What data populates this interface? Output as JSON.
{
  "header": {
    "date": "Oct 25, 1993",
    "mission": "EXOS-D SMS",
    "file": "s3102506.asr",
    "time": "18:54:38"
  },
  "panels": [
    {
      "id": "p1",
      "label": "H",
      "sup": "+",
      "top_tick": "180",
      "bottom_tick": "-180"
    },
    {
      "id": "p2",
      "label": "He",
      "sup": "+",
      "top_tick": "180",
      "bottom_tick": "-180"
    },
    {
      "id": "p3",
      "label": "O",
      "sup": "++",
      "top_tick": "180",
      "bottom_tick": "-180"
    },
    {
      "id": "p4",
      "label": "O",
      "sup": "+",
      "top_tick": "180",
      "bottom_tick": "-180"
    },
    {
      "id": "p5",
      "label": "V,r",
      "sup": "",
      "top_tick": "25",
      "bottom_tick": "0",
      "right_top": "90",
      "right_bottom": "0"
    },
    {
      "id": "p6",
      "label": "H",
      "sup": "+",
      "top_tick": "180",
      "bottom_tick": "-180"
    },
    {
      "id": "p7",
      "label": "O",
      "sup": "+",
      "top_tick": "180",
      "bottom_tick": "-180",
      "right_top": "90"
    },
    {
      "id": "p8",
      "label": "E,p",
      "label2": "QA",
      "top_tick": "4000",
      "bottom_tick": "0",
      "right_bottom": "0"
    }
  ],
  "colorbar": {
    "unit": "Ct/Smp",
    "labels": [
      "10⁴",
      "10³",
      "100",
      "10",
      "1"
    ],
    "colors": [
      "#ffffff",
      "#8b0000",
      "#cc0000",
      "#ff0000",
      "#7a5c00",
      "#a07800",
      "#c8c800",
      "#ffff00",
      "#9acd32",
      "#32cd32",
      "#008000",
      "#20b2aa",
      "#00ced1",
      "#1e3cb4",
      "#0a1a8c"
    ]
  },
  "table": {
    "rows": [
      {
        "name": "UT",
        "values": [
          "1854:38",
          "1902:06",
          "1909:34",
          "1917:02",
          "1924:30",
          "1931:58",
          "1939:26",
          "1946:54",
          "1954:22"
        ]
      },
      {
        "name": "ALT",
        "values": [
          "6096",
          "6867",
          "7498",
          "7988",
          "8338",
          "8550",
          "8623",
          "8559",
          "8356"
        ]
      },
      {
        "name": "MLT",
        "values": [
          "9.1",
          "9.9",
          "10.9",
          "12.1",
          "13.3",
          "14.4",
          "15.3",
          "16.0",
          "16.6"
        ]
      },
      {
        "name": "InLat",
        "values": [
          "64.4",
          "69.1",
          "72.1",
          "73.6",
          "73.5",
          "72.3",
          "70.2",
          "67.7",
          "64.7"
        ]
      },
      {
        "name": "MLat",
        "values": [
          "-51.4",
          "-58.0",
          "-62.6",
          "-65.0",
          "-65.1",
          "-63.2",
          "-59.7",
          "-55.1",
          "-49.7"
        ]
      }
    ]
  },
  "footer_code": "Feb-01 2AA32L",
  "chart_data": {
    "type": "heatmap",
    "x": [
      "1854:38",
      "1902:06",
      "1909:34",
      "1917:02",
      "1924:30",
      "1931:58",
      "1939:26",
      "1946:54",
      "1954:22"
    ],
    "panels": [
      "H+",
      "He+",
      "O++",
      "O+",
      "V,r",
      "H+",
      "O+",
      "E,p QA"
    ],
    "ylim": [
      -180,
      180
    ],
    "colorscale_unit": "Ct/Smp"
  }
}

--------------------

#### [What is asked]
Scan the material for lines with the word "name", and copy each line you find.

#### [Solution to this problem]
        "name": "UT",
        "name": "ALT",
        "name": "MLT",
        "name": "InLat",
        "name": "MLat",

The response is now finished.